-- begin INFORMATION GIVEN --

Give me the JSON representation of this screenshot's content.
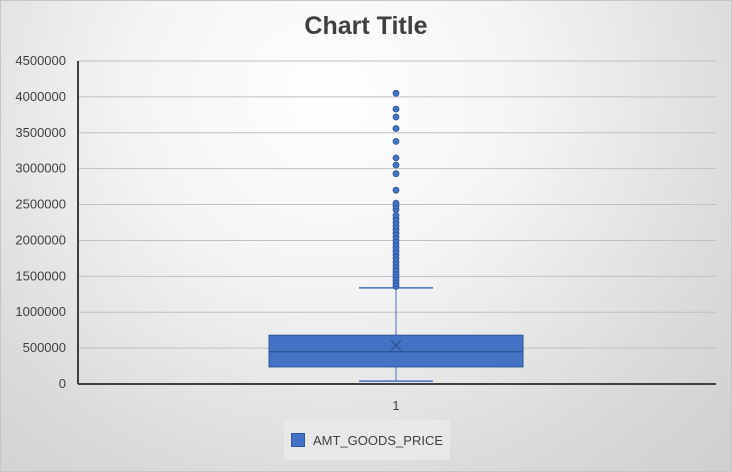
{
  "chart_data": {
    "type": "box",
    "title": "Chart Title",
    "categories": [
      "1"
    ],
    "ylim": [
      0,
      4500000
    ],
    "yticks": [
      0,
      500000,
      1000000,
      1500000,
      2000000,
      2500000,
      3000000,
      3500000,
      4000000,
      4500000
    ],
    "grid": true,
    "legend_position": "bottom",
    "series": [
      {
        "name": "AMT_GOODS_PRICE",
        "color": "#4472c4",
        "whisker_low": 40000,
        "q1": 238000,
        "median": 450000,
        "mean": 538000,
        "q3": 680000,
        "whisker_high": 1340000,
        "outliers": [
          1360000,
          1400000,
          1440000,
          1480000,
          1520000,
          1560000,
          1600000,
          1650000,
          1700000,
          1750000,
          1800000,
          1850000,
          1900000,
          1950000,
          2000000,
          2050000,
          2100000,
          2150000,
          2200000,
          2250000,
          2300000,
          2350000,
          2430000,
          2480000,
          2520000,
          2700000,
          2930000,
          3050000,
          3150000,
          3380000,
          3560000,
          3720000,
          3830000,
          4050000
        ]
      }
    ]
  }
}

-- end INFORMATION GIVEN --
-- begin INFORMATION GIVEN --

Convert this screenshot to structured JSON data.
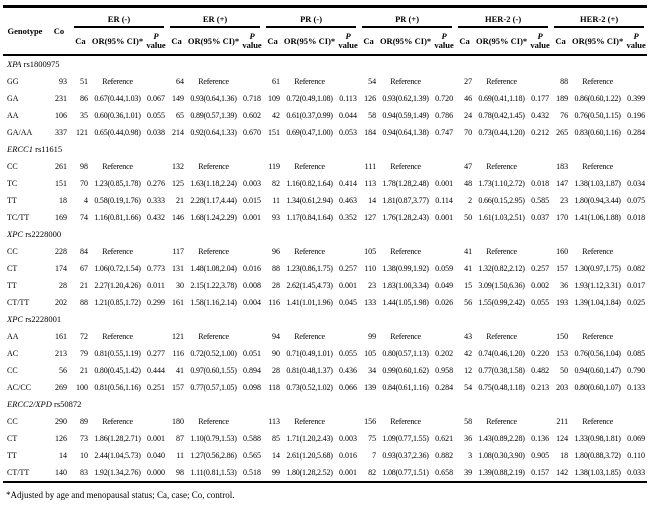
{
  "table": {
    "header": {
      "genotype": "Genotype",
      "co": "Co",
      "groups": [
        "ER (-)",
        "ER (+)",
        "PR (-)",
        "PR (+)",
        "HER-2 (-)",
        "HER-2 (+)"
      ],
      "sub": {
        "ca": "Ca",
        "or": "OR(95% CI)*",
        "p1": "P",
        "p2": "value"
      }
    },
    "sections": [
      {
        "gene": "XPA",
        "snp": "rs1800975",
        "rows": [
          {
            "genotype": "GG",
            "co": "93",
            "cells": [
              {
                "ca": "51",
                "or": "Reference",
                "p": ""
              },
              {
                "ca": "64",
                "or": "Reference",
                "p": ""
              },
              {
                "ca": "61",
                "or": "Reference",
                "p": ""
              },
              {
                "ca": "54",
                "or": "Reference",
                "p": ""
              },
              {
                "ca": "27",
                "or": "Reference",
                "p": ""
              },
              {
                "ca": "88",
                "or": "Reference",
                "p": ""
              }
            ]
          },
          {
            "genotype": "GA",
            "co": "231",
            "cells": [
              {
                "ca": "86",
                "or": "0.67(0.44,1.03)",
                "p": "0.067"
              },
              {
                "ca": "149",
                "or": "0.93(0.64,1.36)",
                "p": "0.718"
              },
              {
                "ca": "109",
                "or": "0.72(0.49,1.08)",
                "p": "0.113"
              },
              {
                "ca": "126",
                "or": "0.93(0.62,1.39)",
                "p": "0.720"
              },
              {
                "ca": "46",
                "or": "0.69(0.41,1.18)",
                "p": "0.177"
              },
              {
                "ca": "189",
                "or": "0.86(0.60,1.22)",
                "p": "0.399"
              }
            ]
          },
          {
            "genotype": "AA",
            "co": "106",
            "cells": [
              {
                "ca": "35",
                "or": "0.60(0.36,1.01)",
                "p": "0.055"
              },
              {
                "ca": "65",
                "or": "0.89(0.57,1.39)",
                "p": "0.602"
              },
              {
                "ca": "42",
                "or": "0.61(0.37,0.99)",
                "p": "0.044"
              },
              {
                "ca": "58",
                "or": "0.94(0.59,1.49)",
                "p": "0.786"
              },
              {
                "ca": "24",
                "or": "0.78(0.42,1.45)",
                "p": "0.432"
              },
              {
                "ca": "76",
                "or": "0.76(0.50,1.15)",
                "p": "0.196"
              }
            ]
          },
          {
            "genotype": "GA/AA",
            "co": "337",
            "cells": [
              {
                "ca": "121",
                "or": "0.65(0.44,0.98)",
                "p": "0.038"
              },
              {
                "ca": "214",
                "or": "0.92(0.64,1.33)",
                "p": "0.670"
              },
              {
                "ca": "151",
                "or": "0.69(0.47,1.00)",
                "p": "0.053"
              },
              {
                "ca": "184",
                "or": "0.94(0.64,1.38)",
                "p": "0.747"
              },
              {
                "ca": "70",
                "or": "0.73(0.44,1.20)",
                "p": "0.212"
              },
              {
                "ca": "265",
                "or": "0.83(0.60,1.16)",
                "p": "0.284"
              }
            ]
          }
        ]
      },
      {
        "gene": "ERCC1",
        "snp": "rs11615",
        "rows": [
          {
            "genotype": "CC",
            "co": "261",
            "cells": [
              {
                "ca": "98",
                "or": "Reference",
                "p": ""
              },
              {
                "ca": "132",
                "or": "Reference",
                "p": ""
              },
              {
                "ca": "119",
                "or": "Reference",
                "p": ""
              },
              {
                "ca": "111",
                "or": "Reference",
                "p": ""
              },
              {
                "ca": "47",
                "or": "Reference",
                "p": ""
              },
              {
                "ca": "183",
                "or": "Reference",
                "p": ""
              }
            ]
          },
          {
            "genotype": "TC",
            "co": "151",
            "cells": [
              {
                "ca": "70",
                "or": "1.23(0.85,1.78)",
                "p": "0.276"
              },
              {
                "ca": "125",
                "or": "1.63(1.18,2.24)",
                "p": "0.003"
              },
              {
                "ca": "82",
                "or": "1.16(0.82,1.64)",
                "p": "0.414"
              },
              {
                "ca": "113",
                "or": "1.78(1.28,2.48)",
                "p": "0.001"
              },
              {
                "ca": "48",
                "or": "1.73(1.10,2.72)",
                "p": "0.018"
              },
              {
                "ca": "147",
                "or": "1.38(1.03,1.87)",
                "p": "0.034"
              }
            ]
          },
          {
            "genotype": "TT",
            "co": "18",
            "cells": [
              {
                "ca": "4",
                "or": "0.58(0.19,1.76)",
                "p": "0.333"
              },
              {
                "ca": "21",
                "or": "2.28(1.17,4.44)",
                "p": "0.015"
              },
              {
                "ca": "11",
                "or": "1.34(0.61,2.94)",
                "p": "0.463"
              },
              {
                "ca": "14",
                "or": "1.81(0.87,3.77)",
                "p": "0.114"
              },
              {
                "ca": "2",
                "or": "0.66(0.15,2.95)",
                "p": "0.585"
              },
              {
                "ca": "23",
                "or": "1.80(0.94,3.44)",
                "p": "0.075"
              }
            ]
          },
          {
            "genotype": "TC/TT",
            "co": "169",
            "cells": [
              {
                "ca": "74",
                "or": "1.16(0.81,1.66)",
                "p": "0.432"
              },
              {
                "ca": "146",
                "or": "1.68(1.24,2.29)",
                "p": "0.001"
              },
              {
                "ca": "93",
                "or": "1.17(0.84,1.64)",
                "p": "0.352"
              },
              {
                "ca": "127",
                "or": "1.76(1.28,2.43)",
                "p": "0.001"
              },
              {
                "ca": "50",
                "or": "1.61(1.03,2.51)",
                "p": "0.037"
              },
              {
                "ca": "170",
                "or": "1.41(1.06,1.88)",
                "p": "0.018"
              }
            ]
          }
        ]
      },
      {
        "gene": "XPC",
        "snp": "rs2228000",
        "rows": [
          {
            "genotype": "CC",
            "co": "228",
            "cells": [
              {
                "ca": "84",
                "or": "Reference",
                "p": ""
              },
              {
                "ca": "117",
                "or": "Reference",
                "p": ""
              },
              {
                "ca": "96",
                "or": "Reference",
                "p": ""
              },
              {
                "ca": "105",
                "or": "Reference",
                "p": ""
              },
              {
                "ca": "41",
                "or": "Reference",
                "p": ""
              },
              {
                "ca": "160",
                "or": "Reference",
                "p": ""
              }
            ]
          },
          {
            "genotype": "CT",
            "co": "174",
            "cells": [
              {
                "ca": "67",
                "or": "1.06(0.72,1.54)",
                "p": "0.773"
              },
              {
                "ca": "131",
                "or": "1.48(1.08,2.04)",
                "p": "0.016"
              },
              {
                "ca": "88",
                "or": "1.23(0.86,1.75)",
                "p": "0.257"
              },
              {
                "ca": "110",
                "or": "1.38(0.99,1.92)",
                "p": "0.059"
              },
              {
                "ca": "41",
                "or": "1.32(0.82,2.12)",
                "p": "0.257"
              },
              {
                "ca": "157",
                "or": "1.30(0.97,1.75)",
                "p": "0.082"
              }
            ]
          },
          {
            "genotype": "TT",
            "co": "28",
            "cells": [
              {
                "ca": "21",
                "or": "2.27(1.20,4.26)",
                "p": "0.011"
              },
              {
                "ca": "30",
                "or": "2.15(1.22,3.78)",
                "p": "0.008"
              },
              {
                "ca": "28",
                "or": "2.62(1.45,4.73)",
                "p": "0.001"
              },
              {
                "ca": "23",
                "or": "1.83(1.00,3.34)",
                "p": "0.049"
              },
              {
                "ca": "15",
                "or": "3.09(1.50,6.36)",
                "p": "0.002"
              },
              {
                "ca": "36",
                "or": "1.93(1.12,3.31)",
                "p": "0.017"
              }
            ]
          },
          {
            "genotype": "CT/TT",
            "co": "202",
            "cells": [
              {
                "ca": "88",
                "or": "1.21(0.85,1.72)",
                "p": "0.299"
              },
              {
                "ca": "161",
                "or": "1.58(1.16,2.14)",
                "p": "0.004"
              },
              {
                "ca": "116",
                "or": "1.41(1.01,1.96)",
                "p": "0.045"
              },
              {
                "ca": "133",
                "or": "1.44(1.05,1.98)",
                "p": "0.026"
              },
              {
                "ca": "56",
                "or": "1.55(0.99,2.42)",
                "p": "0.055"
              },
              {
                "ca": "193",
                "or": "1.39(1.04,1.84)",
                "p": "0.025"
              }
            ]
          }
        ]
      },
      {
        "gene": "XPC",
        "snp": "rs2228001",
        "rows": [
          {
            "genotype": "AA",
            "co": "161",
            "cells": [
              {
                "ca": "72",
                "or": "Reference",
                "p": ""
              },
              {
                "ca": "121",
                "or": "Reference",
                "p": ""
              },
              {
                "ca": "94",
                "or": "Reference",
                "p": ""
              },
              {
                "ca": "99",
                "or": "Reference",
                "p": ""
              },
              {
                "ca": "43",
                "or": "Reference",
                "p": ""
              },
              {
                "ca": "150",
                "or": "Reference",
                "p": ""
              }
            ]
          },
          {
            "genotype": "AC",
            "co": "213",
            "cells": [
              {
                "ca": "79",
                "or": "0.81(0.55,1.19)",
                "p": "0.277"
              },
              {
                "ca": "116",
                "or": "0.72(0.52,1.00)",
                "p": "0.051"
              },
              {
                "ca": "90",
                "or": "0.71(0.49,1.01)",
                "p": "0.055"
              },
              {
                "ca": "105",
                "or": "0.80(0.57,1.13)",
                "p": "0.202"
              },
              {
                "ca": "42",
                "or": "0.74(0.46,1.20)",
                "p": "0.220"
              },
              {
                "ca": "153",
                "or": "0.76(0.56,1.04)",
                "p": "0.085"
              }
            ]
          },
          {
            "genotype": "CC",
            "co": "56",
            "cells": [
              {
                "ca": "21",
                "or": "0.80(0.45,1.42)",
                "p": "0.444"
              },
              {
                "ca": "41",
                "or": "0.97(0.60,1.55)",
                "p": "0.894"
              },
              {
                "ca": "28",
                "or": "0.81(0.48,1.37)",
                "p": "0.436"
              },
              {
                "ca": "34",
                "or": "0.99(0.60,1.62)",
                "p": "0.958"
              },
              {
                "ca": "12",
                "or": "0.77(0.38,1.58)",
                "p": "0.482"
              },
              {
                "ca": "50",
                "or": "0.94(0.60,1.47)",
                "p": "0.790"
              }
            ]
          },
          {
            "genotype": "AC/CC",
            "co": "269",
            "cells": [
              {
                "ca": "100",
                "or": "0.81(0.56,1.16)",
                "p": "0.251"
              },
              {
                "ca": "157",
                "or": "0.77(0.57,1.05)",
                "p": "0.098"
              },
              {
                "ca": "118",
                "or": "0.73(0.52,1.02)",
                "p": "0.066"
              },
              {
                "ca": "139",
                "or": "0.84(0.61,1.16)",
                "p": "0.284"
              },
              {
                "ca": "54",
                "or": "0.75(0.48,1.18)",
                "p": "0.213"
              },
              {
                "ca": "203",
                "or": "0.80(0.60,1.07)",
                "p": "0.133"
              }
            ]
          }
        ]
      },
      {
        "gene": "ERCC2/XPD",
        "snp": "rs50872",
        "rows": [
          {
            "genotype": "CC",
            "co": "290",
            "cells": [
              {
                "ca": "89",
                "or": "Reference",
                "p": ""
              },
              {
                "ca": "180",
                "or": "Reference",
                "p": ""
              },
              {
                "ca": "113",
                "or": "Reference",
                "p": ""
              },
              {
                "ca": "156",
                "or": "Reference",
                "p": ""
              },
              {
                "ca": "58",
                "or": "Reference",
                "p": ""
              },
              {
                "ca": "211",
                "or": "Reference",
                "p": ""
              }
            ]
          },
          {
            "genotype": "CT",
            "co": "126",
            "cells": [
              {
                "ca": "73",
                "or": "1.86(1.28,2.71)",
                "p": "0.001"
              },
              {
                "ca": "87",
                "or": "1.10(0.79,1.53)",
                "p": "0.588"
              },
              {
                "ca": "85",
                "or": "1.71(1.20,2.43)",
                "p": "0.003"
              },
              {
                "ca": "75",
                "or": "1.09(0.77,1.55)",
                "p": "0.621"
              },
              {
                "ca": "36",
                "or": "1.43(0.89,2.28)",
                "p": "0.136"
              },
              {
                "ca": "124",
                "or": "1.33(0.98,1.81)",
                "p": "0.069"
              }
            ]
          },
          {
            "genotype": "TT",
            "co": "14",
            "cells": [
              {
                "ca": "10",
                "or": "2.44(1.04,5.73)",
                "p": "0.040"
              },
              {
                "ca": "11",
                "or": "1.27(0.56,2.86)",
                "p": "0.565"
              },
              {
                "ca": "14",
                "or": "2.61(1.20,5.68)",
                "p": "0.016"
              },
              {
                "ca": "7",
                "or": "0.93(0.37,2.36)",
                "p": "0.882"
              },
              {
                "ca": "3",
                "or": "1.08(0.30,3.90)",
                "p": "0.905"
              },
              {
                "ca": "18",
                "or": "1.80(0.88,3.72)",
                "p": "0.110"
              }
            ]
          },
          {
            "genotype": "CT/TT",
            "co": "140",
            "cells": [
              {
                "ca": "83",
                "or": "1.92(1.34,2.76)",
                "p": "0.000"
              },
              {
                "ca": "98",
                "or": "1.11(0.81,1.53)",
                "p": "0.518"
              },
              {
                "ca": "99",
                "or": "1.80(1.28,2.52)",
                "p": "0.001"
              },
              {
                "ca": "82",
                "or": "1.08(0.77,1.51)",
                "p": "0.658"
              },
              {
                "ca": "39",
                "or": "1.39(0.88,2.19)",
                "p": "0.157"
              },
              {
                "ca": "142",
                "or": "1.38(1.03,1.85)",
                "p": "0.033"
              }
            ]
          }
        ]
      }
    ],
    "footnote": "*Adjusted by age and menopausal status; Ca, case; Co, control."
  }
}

-- end INFORMATION GIVEN --

▶ _WHAT YOU HAVE TO DO_: Return each line of the data that contains the string "this".

▶ _EXERCISE OUTPUT_:
Give me the JSON representation of this screenshot's content.
Convert this screenshot to structured JSON data.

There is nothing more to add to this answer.